Write out each record below exactly as it appears, with no pictures.

▸ **Items**

::::

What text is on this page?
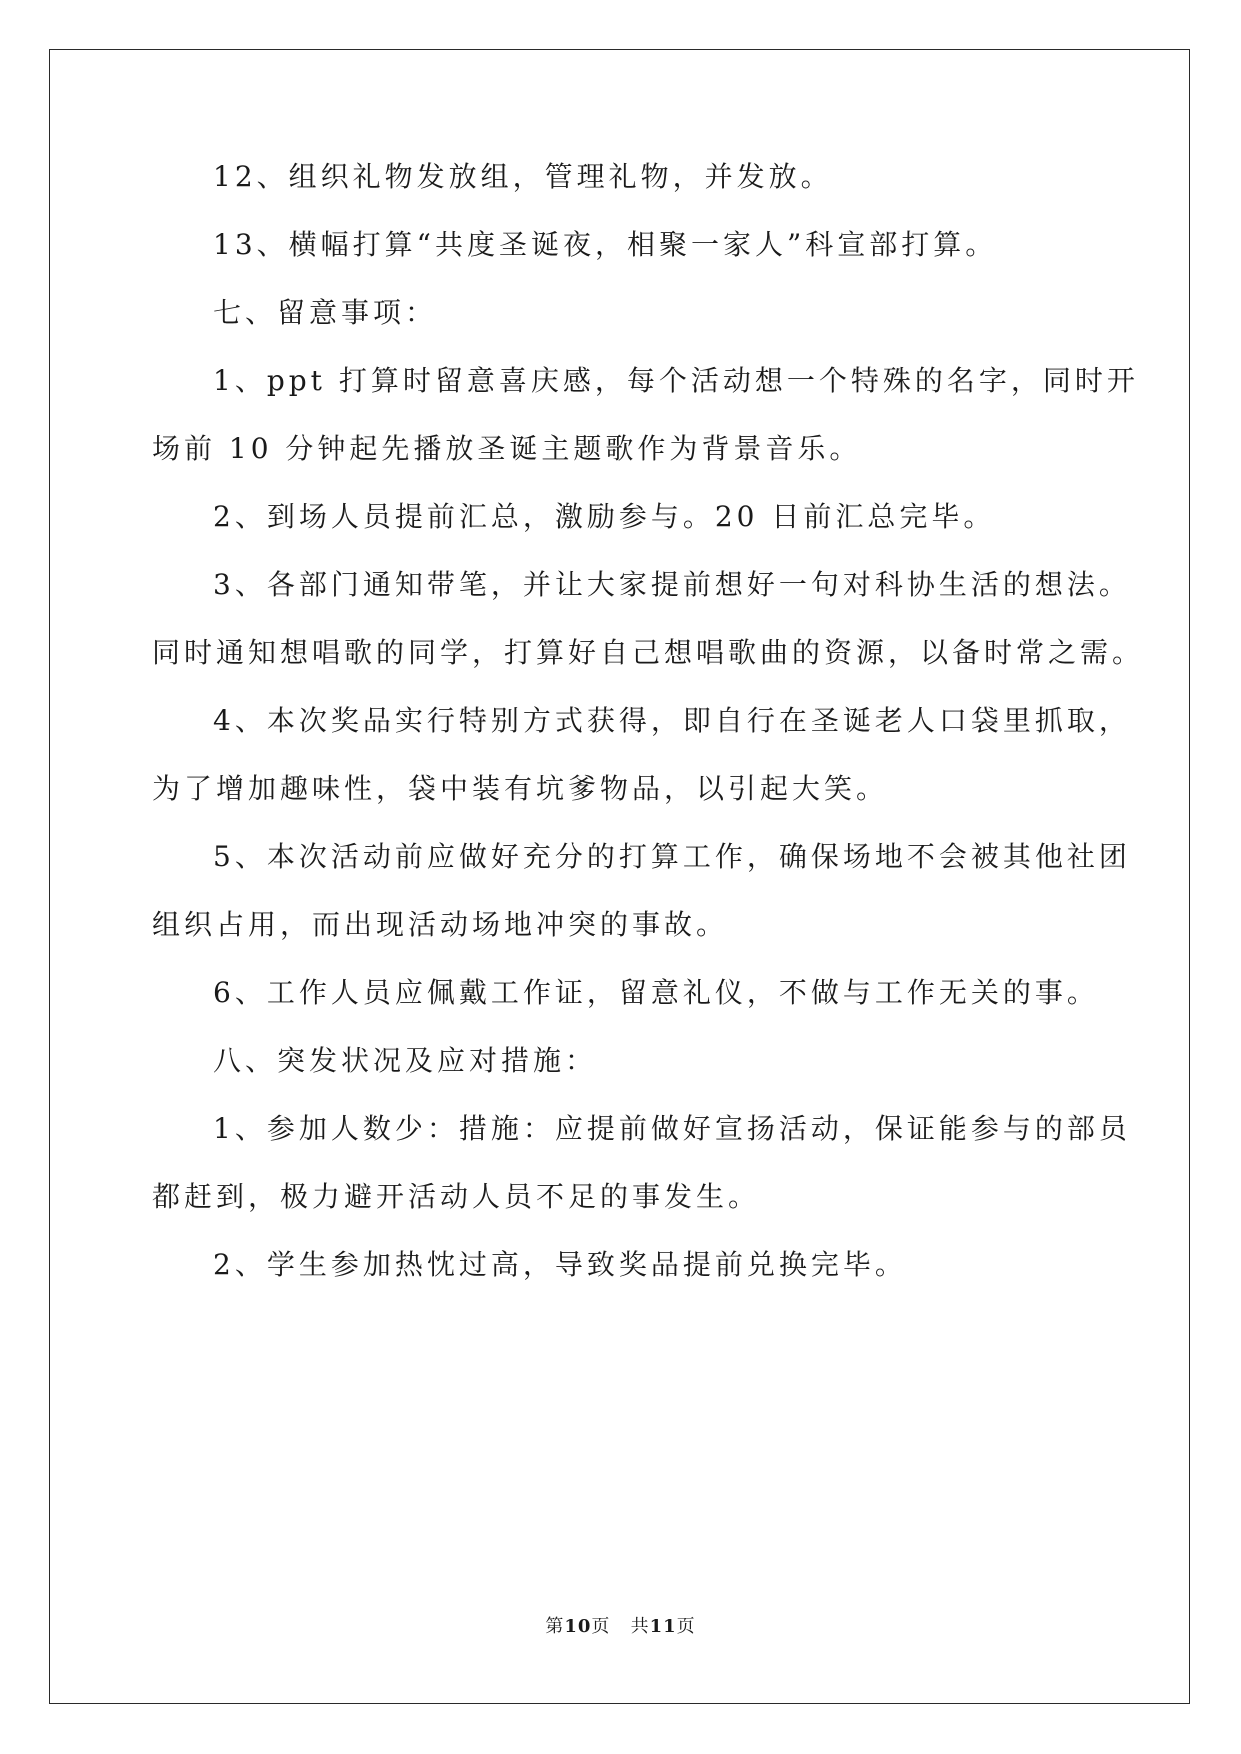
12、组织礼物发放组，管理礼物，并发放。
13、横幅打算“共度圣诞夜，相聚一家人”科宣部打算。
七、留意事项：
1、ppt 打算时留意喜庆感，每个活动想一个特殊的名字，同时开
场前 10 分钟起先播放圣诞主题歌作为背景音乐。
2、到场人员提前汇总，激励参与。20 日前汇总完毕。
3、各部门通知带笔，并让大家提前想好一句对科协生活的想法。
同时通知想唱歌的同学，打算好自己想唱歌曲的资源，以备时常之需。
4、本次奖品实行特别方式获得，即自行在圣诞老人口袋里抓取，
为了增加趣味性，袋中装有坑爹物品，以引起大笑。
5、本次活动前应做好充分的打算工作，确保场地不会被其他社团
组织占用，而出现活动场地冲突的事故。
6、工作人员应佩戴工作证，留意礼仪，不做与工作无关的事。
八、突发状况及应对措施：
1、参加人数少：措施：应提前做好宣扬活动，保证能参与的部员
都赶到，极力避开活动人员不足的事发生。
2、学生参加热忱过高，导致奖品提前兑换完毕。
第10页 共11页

::::

▸ **Final answer**
What text is on this page?
12、组织礼物发放组，管理礼物，并发放。
13、横幅打算“共度圣诞夜，相聚一家人”科宣部打算。
七、留意事项：
1、ppt 打算时留意喜庆感，每个活动想一个特殊的名字，同时开
场前 10 分钟起先播放圣诞主题歌作为背景音乐。
2、到场人员提前汇总，激励参与。20 日前汇总完毕。
3、各部门通知带笔，并让大家提前想好一句对科协生活的想法。
同时通知想唱歌的同学，打算好自己想唱歌曲的资源，以备时常之需。
4、本次奖品实行特别方式获得，即自行在圣诞老人口袋里抓取，
为了增加趣味性，袋中装有坑爹物品，以引起大笑。
5、本次活动前应做好充分的打算工作，确保场地不会被其他社团
组织占用，而出现活动场地冲突的事故。
6、工作人员应佩戴工作证，留意礼仪，不做与工作无关的事。
八、突发状况及应对措施：
1、参加人数少：措施：应提前做好宣扬活动，保证能参与的部员
都赶到，极力避开活动人员不足的事发生。
2、学生参加热忱过高，导致奖品提前兑换完毕。
第10页 共11页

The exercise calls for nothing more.